* _Source data_:
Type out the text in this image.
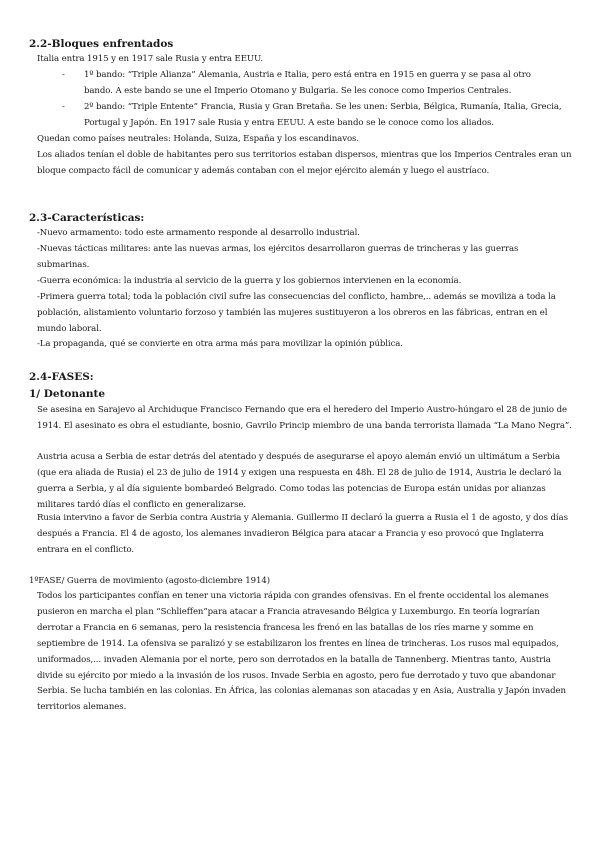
2.2-Bloques enfrentados
Italia entra 1915 y en 1917 sale Rusia y entra EEUU.
- 1º bando: “Triple Alianza” Alemania, Austria e Italia, pero está entra en 1915 en guerra y se pasa al otro bando. A este bando se une el Imperio Otomano y Bulgaria. Se les conoce como Imperios Centrales.
- 2º bando: “Triple Entente” Francia, Rusia y Gran Bretaña. Se les unen: Serbia, Bélgica, Rumanía, Italia, Grecia, Portugal y Japón. En 1917 sale Rusia y entra EEUU. A este bando se le conoce como los aliados.
Quedan como países neutrales: Holanda, Suiza, España y los escandinavos.
Los aliados tenían el doble de habitantes pero sus territorios estaban dispersos, mientras que los Imperios Centrales eran un bloque compacto fácil de comunicar y además contaban con el mejor ejército alemán y luego el austríaco.
2.3-Características:
-Nuevo armamento: todo este armamento responde al desarrollo industrial.
-Nuevas tácticas militares: ante las nuevas armas, los ejércitos desarrollaron guerras de trincheras y las guerras submarinas.
-Guerra económica: la industria al servicio de la guerra y los gobiernos intervienen en la economía.
-Primera guerra total; toda la población civil sufre las consecuencias del conflicto, hambre,.. además se moviliza a toda la población, alistamiento voluntario forzoso y también las mujeres sustituyeron a los obreros en las fábricas, entran en el mundo laboral.
-La propaganda, qué se convierte en otra arma más para movilizar la opinión pública.
2.4-FASES:
1/ Detonante
Se asesina en Sarajevo al Archiduque Francisco Fernando que era el heredero del Imperio Austro-húngaro el 28 de junio de 1914. El asesinato es obra el estudiante, bosnio, Gavrilo Princip miembro de una banda terrorista llamada “La Mano Negra”.
Austria acusa a Serbia de estar detrás del atentado y después de asegurarse el apoyo alemán envió un ultimátum a Serbia (que era aliada de Rusia) el 23 de julio de 1914 y exigen una respuesta en 48h. El 28 de julio de 1914, Austria le declaró la guerra a Serbia, y al día siguiente bombardeó Belgrado. Como todas las potencias de Europa están unidas por alianzas militares tardó días el conflicto en generalizarse.
Rusia intervino a favor de Serbia contra Austria y Alemania. Guillermo II declaró la guerra a Rusia el 1 de agosto, y dos días después a Francia. El 4 de agosto, los alemanes invadieron Bélgica para atacar a Francia y eso provocó que Inglaterra entrara en el conflicto.
1ºFASE/ Guerra de movimiento (agosto-diciembre 1914)
Todos los participantes confían en tener una victoria rápida con grandes ofensivas. En el frente occidental los alemanes pusieron en marcha el plan “Schlieffen”para atacar a Francia atravesando Bélgica y Luxemburgo. En teoría lograrían derrotar a Francia en 6 semanas, pero la resistencia francesa les frenó en las batallas de los ríes marne y somme en septiembre de 1914. La ofensiva se paralizó y se estabilizaron los frentes en línea de trincheras. Los rusos mal equipados, uniformados,... invaden Alemania por el norte, pero son derrotados en la batalla de Tannenberg. Mientras tanto, Austria divide su ejército por miedo a la invasión de los rusos. Invade Serbia en agosto, pero fue derrotado y tuvo que abandonar Serbia. Se lucha también en las colonias. En África, las colonias alemanas son atacadas y en Asia, Australia y Japón invaden territorios alemanes.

* _Requirements_:
All entries must be written out again exactly as given, with no pictures in the copy.

* _Full solution_:
Type out the text in this image.
2.2-Bloques enfrentados
Italia entra 1915 y en 1917 sale Rusia y entra EEUU.
- 1º bando: “Triple Alianza” Alemania, Austria e Italia, pero está entra en 1915 en guerra y se pasa al otro bando. A este bando se une el Imperio Otomano y Bulgaria. Se les conoce como Imperios Centrales.
- 2º bando: “Triple Entente” Francia, Rusia y Gran Bretaña. Se les unen: Serbia, Bélgica, Rumanía, Italia, Grecia, Portugal y Japón. En 1917 sale Rusia y entra EEUU. A este bando se le conoce como los aliados.
Quedan como países neutrales: Holanda, Suiza, España y los escandinavos.
Los aliados tenían el doble de habitantes pero sus territorios estaban dispersos, mientras que los Imperios Centrales eran un bloque compacto fácil de comunicar y además contaban con el mejor ejército alemán y luego el austríaco.
2.3-Características:
-Nuevo armamento: todo este armamento responde al desarrollo industrial.
-Nuevas tácticas militares: ante las nuevas armas, los ejércitos desarrollaron guerras de trincheras y las guerras submarinas.
-Guerra económica: la industria al servicio de la guerra y los gobiernos intervienen en la economía.
-Primera guerra total; toda la población civil sufre las consecuencias del conflicto, hambre,.. además se moviliza a toda la población, alistamiento voluntario forzoso y también las mujeres sustituyeron a los obreros en las fábricas, entran en el mundo laboral.
-La propaganda, qué se convierte en otra arma más para movilizar la opinión pública.
2.4-FASES:
1/ Detonante
Se asesina en Sarajevo al Archiduque Francisco Fernando que era el heredero del Imperio Austro-húngaro el 28 de junio de 1914. El asesinato es obra el estudiante, bosnio, Gavrilo Princip miembro de una banda terrorista llamada “La Mano Negra”.
Austria acusa a Serbia de estar detrás del atentado y después de asegurarse el apoyo alemán envió un ultimátum a Serbia (que era aliada de Rusia) el 23 de julio de 1914 y exigen una respuesta en 48h. El 28 de julio de 1914, Austria le declaró la guerra a Serbia, y al día siguiente bombardeó Belgrado. Como todas las potencias de Europa están unidas por alianzas militares tardó días el conflicto en generalizarse.
Rusia intervino a favor de Serbia contra Austria y Alemania. Guillermo II declaró la guerra a Rusia el 1 de agosto, y dos días después a Francia. El 4 de agosto, los alemanes invadieron Bélgica para atacar a Francia y eso provocó que Inglaterra entrara en el conflicto.
1ºFASE/ Guerra de movimiento (agosto-diciembre 1914)
Todos los participantes confían en tener una victoria rápida con grandes ofensivas. En el frente occidental los alemanes pusieron en marcha el plan “Schlieffen”para atacar a Francia atravesando Bélgica y Luxemburgo. En teoría lograrían derrotar a Francia en 6 semanas, pero la resistencia francesa les frenó en las batallas de los ríes marne y somme en septiembre de 1914. La ofensiva se paralizó y se estabilizaron los frentes en línea de trincheras. Los rusos mal equipados, uniformados,... invaden Alemania por el norte, pero son derrotados en la batalla de Tannenberg. Mientras tanto, Austria divide su ejército por miedo a la invasión de los rusos. Invade Serbia en agosto, pero fue derrotado y tuvo que abandonar Serbia. Se lucha también en las colonias. En África, las colonias alemanas son atacadas y en Asia, Australia y Japón invaden territorios alemanes.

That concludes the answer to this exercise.